Track down every line below that holds "JSON" and copy it.

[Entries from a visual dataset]
--*--

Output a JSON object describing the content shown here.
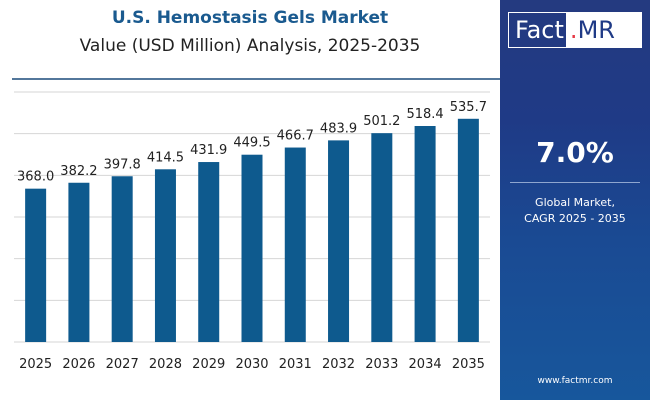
{
  "chart_data": {
    "type": "bar",
    "title": "U.S. Hemostasis Gels Market",
    "subtitle": "Value (USD Million) Analysis, 2025-2035",
    "categories": [
      "2025",
      "2026",
      "2027",
      "2028",
      "2029",
      "2030",
      "2031",
      "2032",
      "2033",
      "2034",
      "2035"
    ],
    "values": [
      368.0,
      382.2,
      397.8,
      414.5,
      431.9,
      449.5,
      466.7,
      483.9,
      501.2,
      518.4,
      535.7
    ],
    "value_labels": [
      "368.0",
      "382.2",
      "397.8",
      "414.5",
      "431.9",
      "449.5",
      "466.7",
      "483.9",
      "501.2",
      "518.4",
      "535.7"
    ],
    "xlabel": "",
    "ylabel": "",
    "ylim": [
      0,
      600
    ],
    "grid": true,
    "bar_color": "#0e5a8e",
    "grid_color": "#d6d6d6"
  },
  "side_panel": {
    "logo_left": "Fact",
    "logo_dot": ".",
    "logo_right": "MR",
    "cagr_value": "7.0%",
    "cagr_line1": "Global Market,",
    "cagr_line2": "CAGR 2025 - 2035",
    "website": "www.factmr.com",
    "accent_color": "#e63946",
    "panel_color": "#1f3a86"
  }
}
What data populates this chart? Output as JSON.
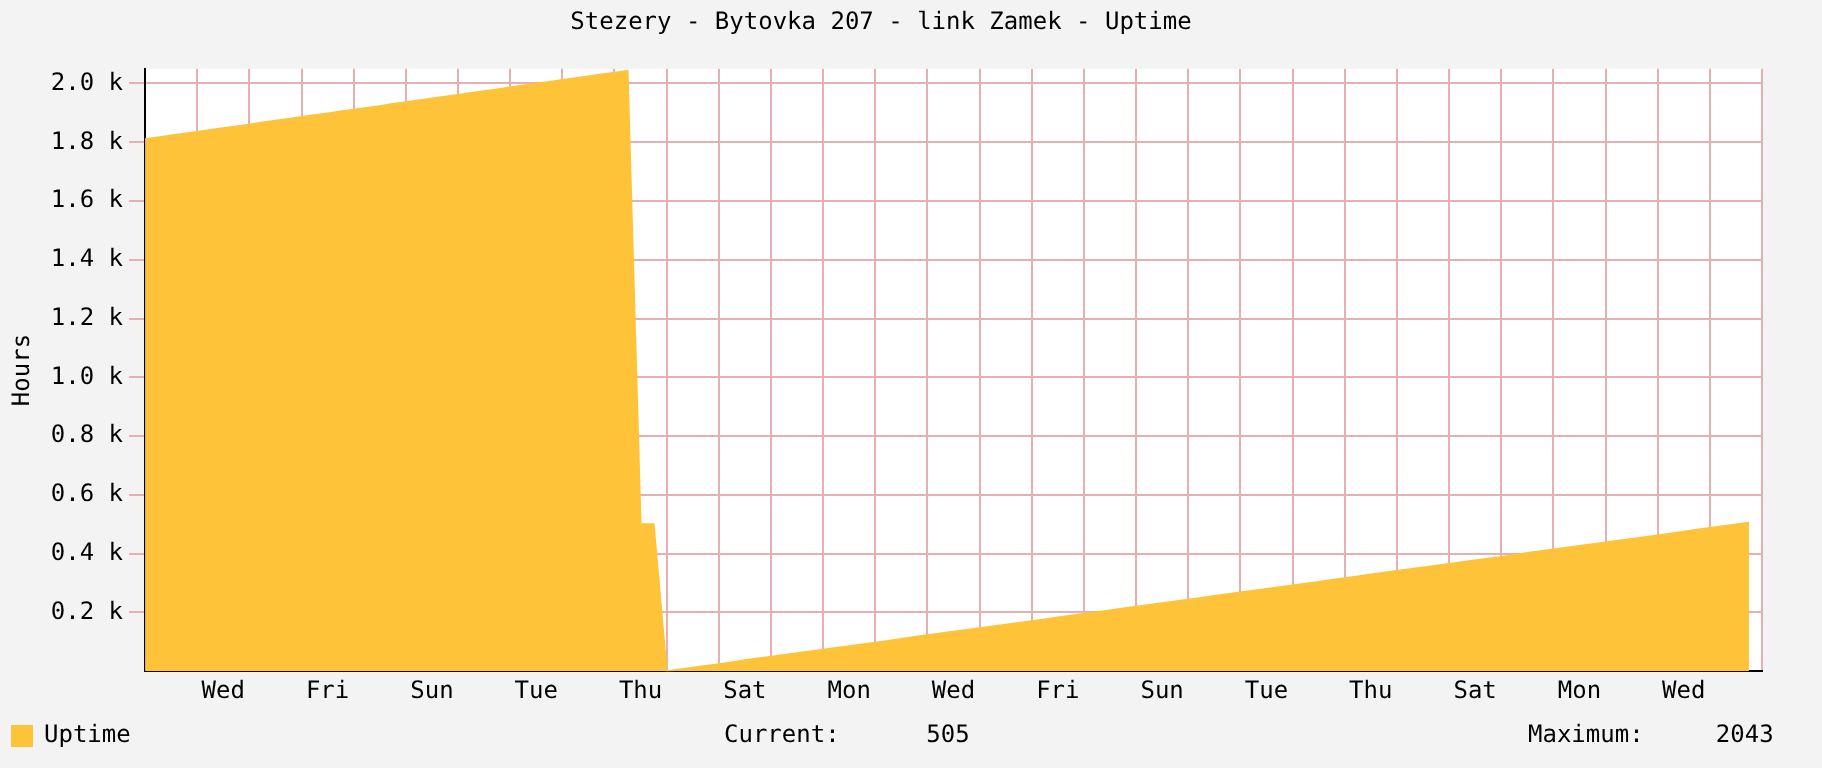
{
  "chart_data": {
    "type": "area",
    "title": "Stezery - Bytovka 207 - link Zamek - Uptime",
    "ylabel": "Hours",
    "categories": [
      null,
      null,
      null,
      null,
      null,
      null,
      "Wed",
      null,
      null,
      null,
      null,
      null,
      null,
      null,
      "Fri",
      null,
      null,
      null,
      null,
      null,
      null,
      null,
      "Sun",
      null,
      null,
      null,
      null,
      null,
      null,
      null,
      "Tue",
      null,
      null,
      null,
      null,
      null,
      null,
      null,
      "Thu",
      null,
      null,
      null,
      null,
      null,
      null,
      null,
      "Sat",
      null,
      null,
      null,
      null,
      null,
      null,
      null,
      "Mon",
      null,
      null,
      null,
      null,
      null,
      null,
      null,
      "Wed",
      null,
      null,
      null,
      null,
      null,
      null,
      null,
      "Fri",
      null,
      null,
      null,
      null,
      null,
      null,
      null,
      "Sun",
      null,
      null,
      null,
      null,
      null,
      null,
      null,
      "Tue",
      null,
      null,
      null,
      null,
      null,
      null,
      null,
      "Thu",
      null,
      null,
      null,
      null,
      null,
      null,
      null,
      "Sat",
      null,
      null,
      null,
      null,
      null,
      null,
      null,
      "Mon",
      null,
      null,
      null,
      null,
      null,
      null,
      null,
      "Wed",
      null,
      null,
      null,
      null,
      null,
      null
    ],
    "series": [
      {
        "name": "Uptime",
        "color": "#ffc33a",
        "values": [
          1810,
          1816,
          1823,
          1829,
          1835,
          1842,
          1848,
          1854,
          1860,
          1867,
          1873,
          1879,
          1886,
          1892,
          1898,
          1905,
          1911,
          1917,
          1923,
          1930,
          1936,
          1942,
          1949,
          1955,
          1961,
          1968,
          1974,
          1980,
          1986,
          1993,
          1999,
          2005,
          2012,
          2018,
          2024,
          2031,
          2037,
          2043,
          500,
          500,
          0,
          6,
          12,
          18,
          24,
          30,
          37,
          43,
          49,
          55,
          61,
          67,
          73,
          79,
          85,
          91,
          97,
          103,
          110,
          116,
          122,
          128,
          134,
          140,
          146,
          152,
          158,
          164,
          170,
          176,
          183,
          189,
          195,
          201,
          207,
          213,
          219,
          225,
          231,
          237,
          243,
          249,
          256,
          262,
          268,
          274,
          280,
          286,
          292,
          298,
          304,
          310,
          316,
          322,
          329,
          335,
          341,
          347,
          353,
          359,
          365,
          371,
          377,
          383,
          389,
          395,
          402,
          408,
          414,
          420,
          426,
          432,
          438,
          444,
          450,
          456,
          462,
          468,
          475,
          481,
          487,
          493,
          499,
          505,
          null
        ]
      }
    ],
    "ylim": [
      0,
      2050
    ],
    "yticks": [
      {
        "value": 200,
        "label": "0.2 k"
      },
      {
        "value": 400,
        "label": "0.4 k"
      },
      {
        "value": 600,
        "label": "0.6 k"
      },
      {
        "value": 800,
        "label": "0.8 k"
      },
      {
        "value": 1000,
        "label": "1.0 k"
      },
      {
        "value": 1200,
        "label": "1.2 k"
      },
      {
        "value": 1400,
        "label": "1.4 k"
      },
      {
        "value": 1600,
        "label": "1.6 k"
      },
      {
        "value": 1800,
        "label": "1.8 k"
      },
      {
        "value": 2000,
        "label": "2.0 k"
      }
    ],
    "grid": true,
    "legend": "bottom left",
    "annotations": [
      "Current:      505",
      "Maximum:     2043"
    ]
  }
}
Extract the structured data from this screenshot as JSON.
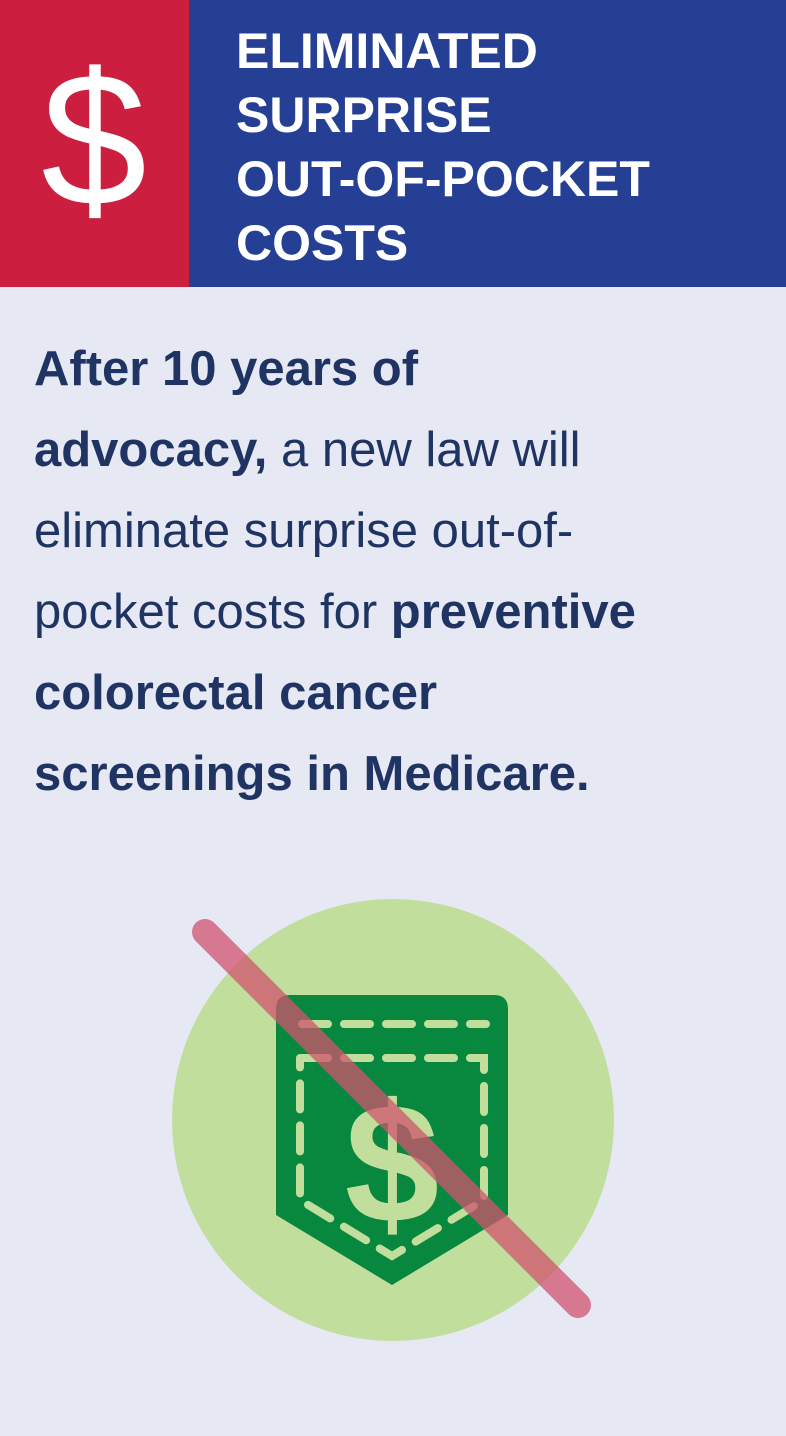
{
  "header": {
    "icon": "$",
    "title_lines": [
      "ELIMINATED",
      "SURPRISE",
      "OUT-OF-POCKET",
      "COSTS"
    ]
  },
  "body": {
    "lines": [
      [
        {
          "text": "After 10 years of",
          "bold": true
        }
      ],
      [
        {
          "text": "advocacy,",
          "bold": true
        },
        {
          "text": " a new law will",
          "bold": false
        }
      ],
      [
        {
          "text": "eliminate surprise out-of-",
          "bold": false
        }
      ],
      [
        {
          "text": "pocket costs for ",
          "bold": false
        },
        {
          "text": "preventive",
          "bold": true
        }
      ],
      [
        {
          "text": "colorectal cancer",
          "bold": true
        }
      ],
      [
        {
          "text": "screenings in Medicare.",
          "bold": true
        }
      ]
    ]
  },
  "illustration": {
    "symbol": "$"
  }
}
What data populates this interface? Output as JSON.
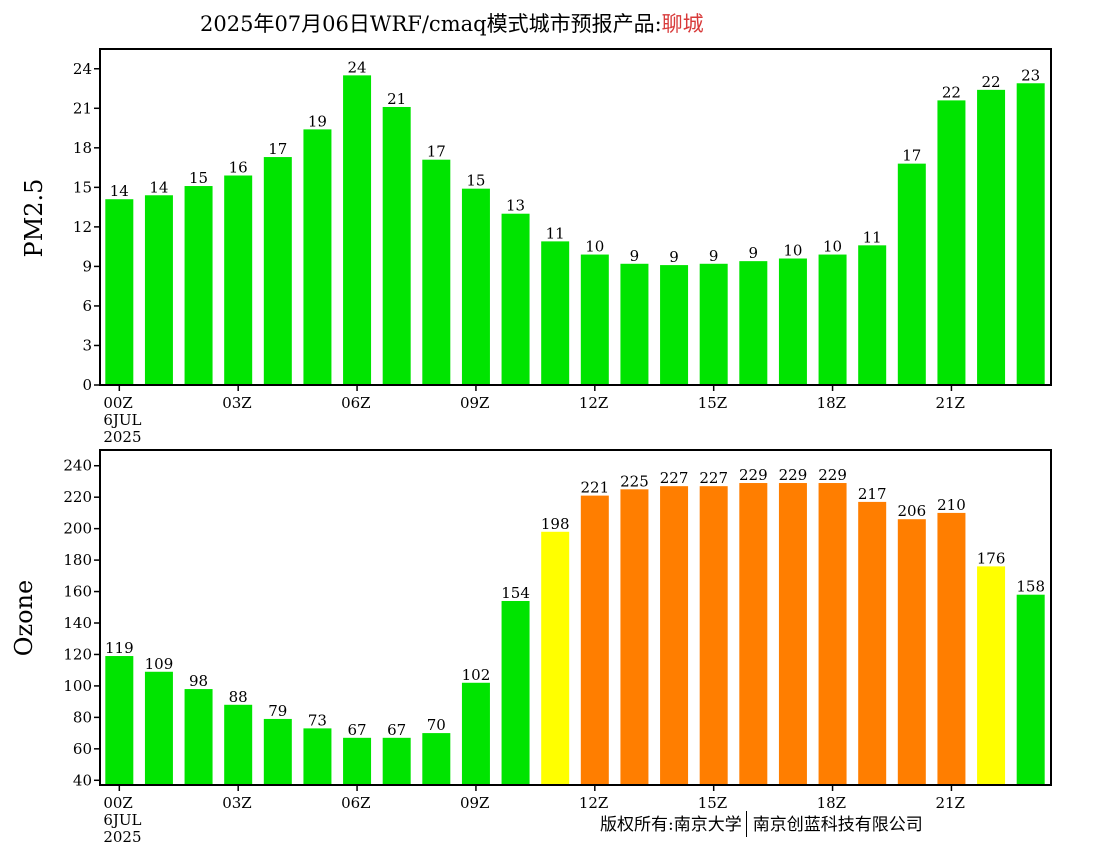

--*--

* Final result:
Output a JSON object describing the content shown here.
What data populates this chart? Output as JSON.
Extract the structured data from this screenshot as JSON.
What data populates this interface? Output as JSON.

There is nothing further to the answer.